**REQUIREMENTS:** Copy out all lines with the word "date" in them.

**RECORDS SHOWN:**
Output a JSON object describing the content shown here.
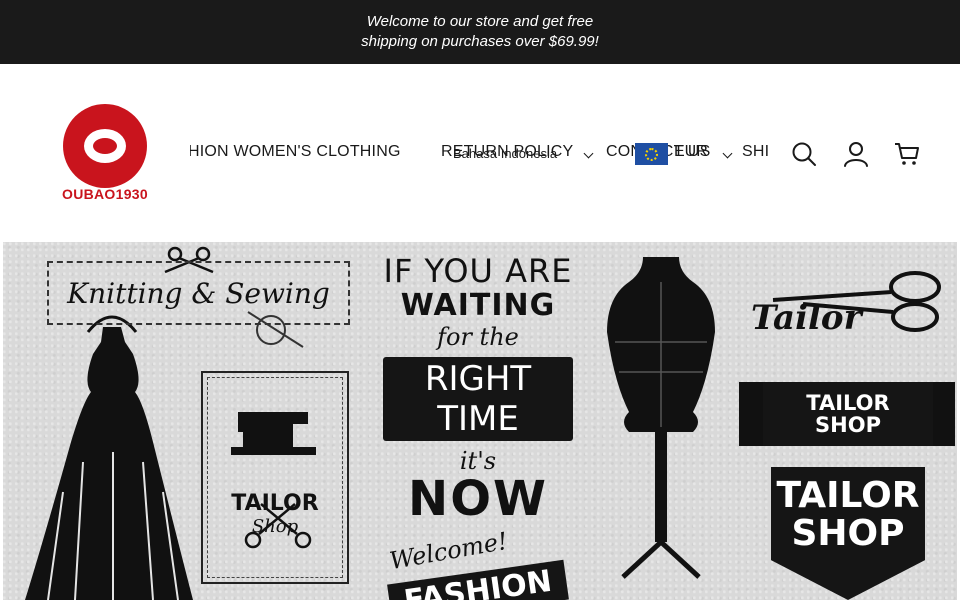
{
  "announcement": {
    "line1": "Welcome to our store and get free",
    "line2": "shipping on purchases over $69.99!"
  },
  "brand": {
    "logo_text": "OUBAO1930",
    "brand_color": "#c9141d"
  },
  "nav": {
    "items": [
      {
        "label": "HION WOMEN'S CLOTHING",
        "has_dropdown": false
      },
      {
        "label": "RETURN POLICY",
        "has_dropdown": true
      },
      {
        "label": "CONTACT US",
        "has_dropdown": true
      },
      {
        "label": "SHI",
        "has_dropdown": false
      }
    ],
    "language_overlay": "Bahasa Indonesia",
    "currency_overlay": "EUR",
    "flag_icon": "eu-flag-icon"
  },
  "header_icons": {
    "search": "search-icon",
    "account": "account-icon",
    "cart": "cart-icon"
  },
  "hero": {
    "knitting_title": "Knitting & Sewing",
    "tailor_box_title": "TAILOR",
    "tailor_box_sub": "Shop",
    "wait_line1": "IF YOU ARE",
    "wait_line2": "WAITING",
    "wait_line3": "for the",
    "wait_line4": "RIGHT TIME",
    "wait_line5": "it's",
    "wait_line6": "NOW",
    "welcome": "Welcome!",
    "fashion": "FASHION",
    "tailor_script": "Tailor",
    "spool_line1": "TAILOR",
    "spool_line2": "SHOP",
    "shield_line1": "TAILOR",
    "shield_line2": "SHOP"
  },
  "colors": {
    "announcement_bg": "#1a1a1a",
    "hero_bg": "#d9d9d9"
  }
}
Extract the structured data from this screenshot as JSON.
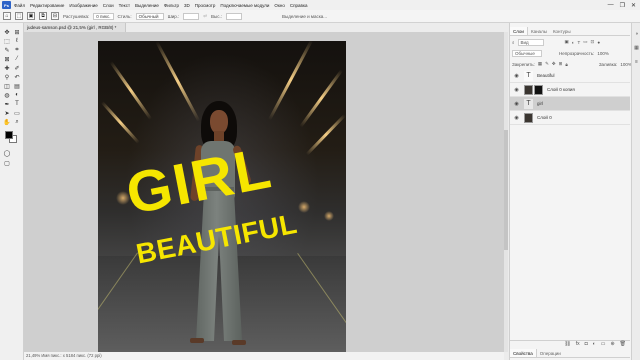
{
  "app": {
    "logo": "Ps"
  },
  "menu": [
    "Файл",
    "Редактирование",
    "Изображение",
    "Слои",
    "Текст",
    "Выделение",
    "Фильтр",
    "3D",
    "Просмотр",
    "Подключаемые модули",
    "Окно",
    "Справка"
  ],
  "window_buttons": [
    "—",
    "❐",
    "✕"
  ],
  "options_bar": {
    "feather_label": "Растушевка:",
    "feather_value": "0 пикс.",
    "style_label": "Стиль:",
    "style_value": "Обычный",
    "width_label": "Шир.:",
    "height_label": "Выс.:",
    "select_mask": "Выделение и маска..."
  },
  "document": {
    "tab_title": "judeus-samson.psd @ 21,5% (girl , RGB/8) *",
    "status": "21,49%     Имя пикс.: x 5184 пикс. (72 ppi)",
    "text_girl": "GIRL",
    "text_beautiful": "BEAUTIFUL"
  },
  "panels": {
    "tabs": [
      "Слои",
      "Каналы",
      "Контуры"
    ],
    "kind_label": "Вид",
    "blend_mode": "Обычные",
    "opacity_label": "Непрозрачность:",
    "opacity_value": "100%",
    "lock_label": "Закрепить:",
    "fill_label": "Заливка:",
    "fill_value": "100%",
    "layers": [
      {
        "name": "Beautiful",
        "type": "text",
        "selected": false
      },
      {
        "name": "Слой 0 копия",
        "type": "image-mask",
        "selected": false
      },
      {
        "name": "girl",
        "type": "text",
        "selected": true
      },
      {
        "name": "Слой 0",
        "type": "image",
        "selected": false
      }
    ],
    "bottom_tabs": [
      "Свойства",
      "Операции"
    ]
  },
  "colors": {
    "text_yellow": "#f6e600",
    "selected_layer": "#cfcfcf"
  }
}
--
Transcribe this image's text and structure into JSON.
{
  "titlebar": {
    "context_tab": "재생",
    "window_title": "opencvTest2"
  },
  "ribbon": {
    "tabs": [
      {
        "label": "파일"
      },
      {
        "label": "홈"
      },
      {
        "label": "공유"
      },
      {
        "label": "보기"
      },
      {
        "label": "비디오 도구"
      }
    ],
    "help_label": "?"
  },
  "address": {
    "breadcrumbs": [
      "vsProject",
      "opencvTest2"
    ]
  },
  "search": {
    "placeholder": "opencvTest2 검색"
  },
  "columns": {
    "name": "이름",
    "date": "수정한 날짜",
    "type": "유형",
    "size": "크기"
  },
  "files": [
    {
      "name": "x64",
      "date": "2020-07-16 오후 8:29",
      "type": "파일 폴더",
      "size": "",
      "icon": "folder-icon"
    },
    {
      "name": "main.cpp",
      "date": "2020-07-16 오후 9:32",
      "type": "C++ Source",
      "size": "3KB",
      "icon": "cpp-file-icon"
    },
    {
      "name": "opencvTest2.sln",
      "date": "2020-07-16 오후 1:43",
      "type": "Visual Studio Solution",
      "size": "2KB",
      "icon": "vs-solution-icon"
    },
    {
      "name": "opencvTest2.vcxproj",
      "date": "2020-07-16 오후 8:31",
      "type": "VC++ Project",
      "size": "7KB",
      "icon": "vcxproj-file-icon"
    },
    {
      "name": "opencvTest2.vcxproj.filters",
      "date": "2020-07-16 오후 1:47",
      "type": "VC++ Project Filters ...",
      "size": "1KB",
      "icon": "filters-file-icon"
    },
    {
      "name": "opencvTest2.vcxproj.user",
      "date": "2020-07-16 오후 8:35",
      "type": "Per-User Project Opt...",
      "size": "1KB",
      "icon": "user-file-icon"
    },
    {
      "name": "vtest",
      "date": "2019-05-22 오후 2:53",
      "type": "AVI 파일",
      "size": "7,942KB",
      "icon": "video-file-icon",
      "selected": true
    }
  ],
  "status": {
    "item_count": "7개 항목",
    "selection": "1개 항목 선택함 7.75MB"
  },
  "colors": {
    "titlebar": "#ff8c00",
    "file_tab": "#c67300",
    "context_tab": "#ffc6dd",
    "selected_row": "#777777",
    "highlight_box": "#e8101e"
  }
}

**SOLUTION TO THE EXERCISE:**
    "date": "수정한 날짜",
      "date": "2020-07-16 오후 8:29",
      "date": "2020-07-16 오후 9:32",
      "date": "2020-07-16 오후 1:43",
      "date": "2020-07-16 오후 8:31",
      "date": "2020-07-16 오후 1:47",
      "date": "2020-07-16 오후 8:35",
      "date": "2019-05-22 오후 2:53",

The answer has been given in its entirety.